Data supplied>
----
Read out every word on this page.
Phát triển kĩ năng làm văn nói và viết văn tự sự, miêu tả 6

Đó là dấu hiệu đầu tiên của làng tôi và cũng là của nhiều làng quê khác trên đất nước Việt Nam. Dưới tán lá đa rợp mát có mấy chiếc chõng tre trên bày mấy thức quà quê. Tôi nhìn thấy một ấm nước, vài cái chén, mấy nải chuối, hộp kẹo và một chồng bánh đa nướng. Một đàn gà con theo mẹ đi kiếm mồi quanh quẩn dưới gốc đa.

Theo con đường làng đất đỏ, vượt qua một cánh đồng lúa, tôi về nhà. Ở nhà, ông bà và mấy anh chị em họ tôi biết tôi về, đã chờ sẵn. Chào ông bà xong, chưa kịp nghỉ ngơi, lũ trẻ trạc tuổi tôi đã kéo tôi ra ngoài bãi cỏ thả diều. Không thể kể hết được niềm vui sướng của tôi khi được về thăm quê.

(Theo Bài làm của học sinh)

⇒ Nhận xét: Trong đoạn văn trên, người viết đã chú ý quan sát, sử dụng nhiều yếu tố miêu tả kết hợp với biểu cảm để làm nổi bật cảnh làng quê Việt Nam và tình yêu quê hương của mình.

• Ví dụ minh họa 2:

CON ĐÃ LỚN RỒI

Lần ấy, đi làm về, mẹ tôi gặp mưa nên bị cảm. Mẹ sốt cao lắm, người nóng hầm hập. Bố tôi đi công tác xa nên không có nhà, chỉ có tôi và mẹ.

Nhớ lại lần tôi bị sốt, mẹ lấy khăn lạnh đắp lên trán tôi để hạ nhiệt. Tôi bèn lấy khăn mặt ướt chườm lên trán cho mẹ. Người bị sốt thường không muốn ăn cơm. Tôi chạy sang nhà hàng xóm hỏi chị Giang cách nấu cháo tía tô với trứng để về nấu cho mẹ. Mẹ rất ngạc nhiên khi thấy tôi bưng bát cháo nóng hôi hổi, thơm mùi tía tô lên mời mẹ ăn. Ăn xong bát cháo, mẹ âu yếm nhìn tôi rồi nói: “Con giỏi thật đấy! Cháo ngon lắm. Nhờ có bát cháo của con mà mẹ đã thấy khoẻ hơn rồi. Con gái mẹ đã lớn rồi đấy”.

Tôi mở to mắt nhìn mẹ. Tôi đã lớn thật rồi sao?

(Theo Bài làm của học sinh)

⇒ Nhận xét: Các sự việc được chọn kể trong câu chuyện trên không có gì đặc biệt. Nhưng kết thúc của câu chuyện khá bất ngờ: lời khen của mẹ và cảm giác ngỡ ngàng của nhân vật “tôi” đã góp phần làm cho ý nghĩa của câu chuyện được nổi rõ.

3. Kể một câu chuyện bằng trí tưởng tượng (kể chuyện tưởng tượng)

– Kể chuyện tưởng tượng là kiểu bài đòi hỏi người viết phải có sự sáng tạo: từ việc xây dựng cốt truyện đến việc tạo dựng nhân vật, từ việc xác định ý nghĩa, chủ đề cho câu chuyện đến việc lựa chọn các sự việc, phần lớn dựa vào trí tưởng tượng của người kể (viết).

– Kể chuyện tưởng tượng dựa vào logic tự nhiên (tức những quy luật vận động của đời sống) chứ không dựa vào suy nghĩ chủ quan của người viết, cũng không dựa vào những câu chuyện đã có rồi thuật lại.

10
----
Task to carry out> Output the entries exactly.

Written reply>
Read out every word on this page.
Phát triển kĩ năng làm văn nói và viết văn tự sự, miêu tả 6

Đó là dấu hiệu đầu tiên của làng tôi và cũng là của nhiều làng quê khác trên đất nước Việt Nam. Dưới tán lá đa rợp mát có mấy chiếc chõng tre trên bày mấy thức quà quê. Tôi nhìn thấy một ấm nước, vài cái chén, mấy nải chuối, hộp kẹo và một chồng bánh đa nướng. Một đàn gà con theo mẹ đi kiếm mồi quanh quẩn dưới gốc đa.

Theo con đường làng đất đỏ, vượt qua một cánh đồng lúa, tôi về nhà. Ở nhà, ông bà và mấy anh chị em họ tôi biết tôi về, đã chờ sẵn. Chào ông bà xong, chưa kịp nghỉ ngơi, lũ trẻ trạc tuổi tôi đã kéo tôi ra ngoài bãi cỏ thả diều. Không thể kể hết được niềm vui sướng của tôi khi được về thăm quê.

(Theo Bài làm của học sinh)

⇒ Nhận xét: Trong đoạn văn trên, người viết đã chú ý quan sát, sử dụng nhiều yếu tố miêu tả kết hợp với biểu cảm để làm nổi bật cảnh làng quê Việt Nam và tình yêu quê hương của mình.

• Ví dụ minh họa 2:

CON ĐÃ LỚN RỒI

Lần ấy, đi làm về, mẹ tôi gặp mưa nên bị cảm. Mẹ sốt cao lắm, người nóng hầm hập. Bố tôi đi công tác xa nên không có nhà, chỉ có tôi và mẹ.

Nhớ lại lần tôi bị sốt, mẹ lấy khăn lạnh đắp lên trán tôi để hạ nhiệt. Tôi bèn lấy khăn mặt ướt chườm lên trán cho mẹ. Người bị sốt thường không muốn ăn cơm. Tôi chạy sang nhà hàng xóm hỏi chị Giang cách nấu cháo tía tô với trứng để về nấu cho mẹ. Mẹ rất ngạc nhiên khi thấy tôi bưng bát cháo nóng hôi hổi, thơm mùi tía tô lên mời mẹ ăn. Ăn xong bát cháo, mẹ âu yếm nhìn tôi rồi nói: “Con giỏi thật đấy! Cháo ngon lắm. Nhờ có bát cháo của con mà mẹ đã thấy khoẻ hơn rồi. Con gái mẹ đã lớn rồi đấy”.

Tôi mở to mắt nhìn mẹ. Tôi đã lớn thật rồi sao?

(Theo Bài làm của học sinh)

⇒ Nhận xét: Các sự việc được chọn kể trong câu chuyện trên không có gì đặc biệt. Nhưng kết thúc của câu chuyện khá bất ngờ: lời khen của mẹ và cảm giác ngỡ ngàng của nhân vật “tôi” đã góp phần làm cho ý nghĩa của câu chuyện được nổi rõ.

3. Kể một câu chuyện bằng trí tưởng tượng (kể chuyện tưởng tượng)

– Kể chuyện tưởng tượng là kiểu bài đòi hỏi người viết phải có sự sáng tạo: từ việc xây dựng cốt truyện đến việc tạo dựng nhân vật, từ việc xác định ý nghĩa, chủ đề cho câu chuyện đến việc lựa chọn các sự việc, phần lớn dựa vào trí tưởng tượng của người kể (viết).

– Kể chuyện tưởng tượng dựa vào logic tự nhiên (tức những quy luật vận động của đời sống) chứ không dựa vào suy nghĩ chủ quan của người viết, cũng không dựa vào những câu chuyện đã có rồi thuật lại.

10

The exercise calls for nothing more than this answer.